◆ The problem
Pick out each line of the records in which the word "name" appears.

◆ The data
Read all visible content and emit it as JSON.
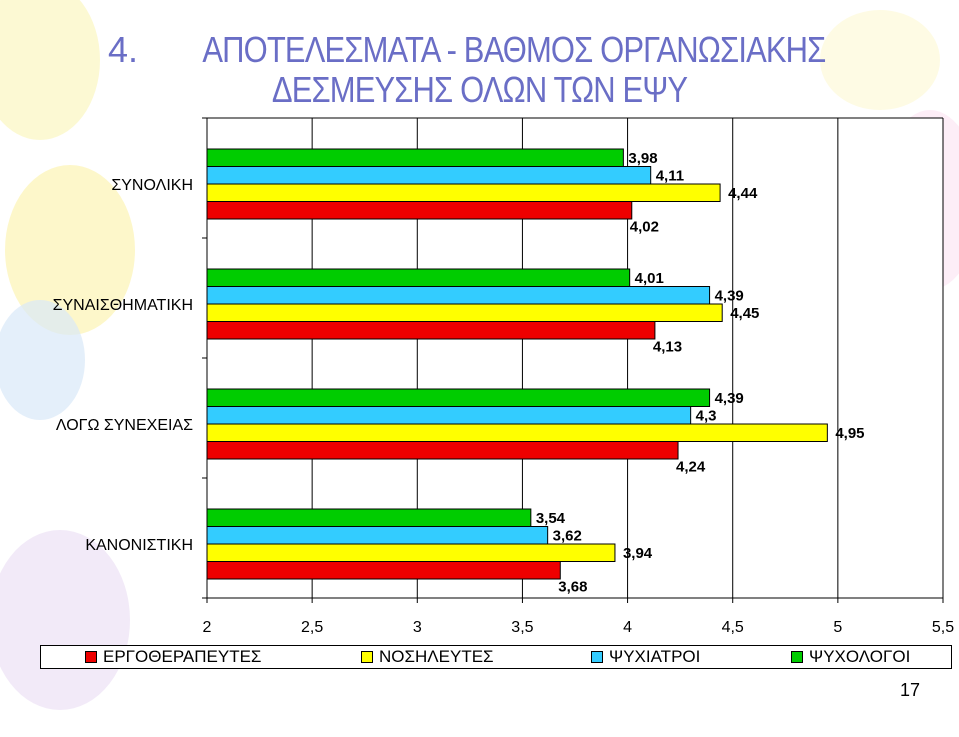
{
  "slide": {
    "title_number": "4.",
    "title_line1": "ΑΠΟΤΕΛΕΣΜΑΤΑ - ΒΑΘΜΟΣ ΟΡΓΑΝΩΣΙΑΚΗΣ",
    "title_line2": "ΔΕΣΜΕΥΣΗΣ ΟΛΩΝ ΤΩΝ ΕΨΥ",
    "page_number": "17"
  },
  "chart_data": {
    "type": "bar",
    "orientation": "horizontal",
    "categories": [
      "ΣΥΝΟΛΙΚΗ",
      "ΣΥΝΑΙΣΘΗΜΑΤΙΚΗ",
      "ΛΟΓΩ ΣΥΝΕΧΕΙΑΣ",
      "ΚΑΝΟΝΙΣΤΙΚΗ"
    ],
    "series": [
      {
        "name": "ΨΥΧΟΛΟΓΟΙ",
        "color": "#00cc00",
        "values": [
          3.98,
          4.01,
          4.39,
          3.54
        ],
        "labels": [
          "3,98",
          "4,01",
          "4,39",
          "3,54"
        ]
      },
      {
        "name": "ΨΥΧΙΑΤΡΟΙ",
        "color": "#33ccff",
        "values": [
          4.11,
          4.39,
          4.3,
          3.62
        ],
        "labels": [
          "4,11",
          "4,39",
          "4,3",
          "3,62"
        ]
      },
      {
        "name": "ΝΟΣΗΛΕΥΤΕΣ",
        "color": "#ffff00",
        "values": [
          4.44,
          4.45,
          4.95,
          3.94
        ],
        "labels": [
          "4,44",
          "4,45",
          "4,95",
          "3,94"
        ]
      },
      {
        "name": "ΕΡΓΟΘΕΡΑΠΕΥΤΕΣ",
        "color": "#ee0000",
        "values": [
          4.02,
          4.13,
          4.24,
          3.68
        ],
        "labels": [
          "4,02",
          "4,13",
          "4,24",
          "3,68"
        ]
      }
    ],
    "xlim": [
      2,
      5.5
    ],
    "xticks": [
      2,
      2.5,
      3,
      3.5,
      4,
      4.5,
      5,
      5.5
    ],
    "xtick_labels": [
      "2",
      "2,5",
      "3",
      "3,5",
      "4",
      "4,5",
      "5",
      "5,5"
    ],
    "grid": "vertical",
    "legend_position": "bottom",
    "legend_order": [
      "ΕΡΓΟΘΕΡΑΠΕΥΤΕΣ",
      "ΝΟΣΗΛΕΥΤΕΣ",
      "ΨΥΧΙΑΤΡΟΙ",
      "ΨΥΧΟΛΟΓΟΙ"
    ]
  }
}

◆ Output of the exercise
        "name": "ΨΥΧΟΛΟΓΟΙ",
        "name": "ΨΥΧΙΑΤΡΟΙ",
        "name": "ΝΟΣΗΛΕΥΤΕΣ",
        "name": "ΕΡΓΟΘΕΡΑΠΕΥΤΕΣ",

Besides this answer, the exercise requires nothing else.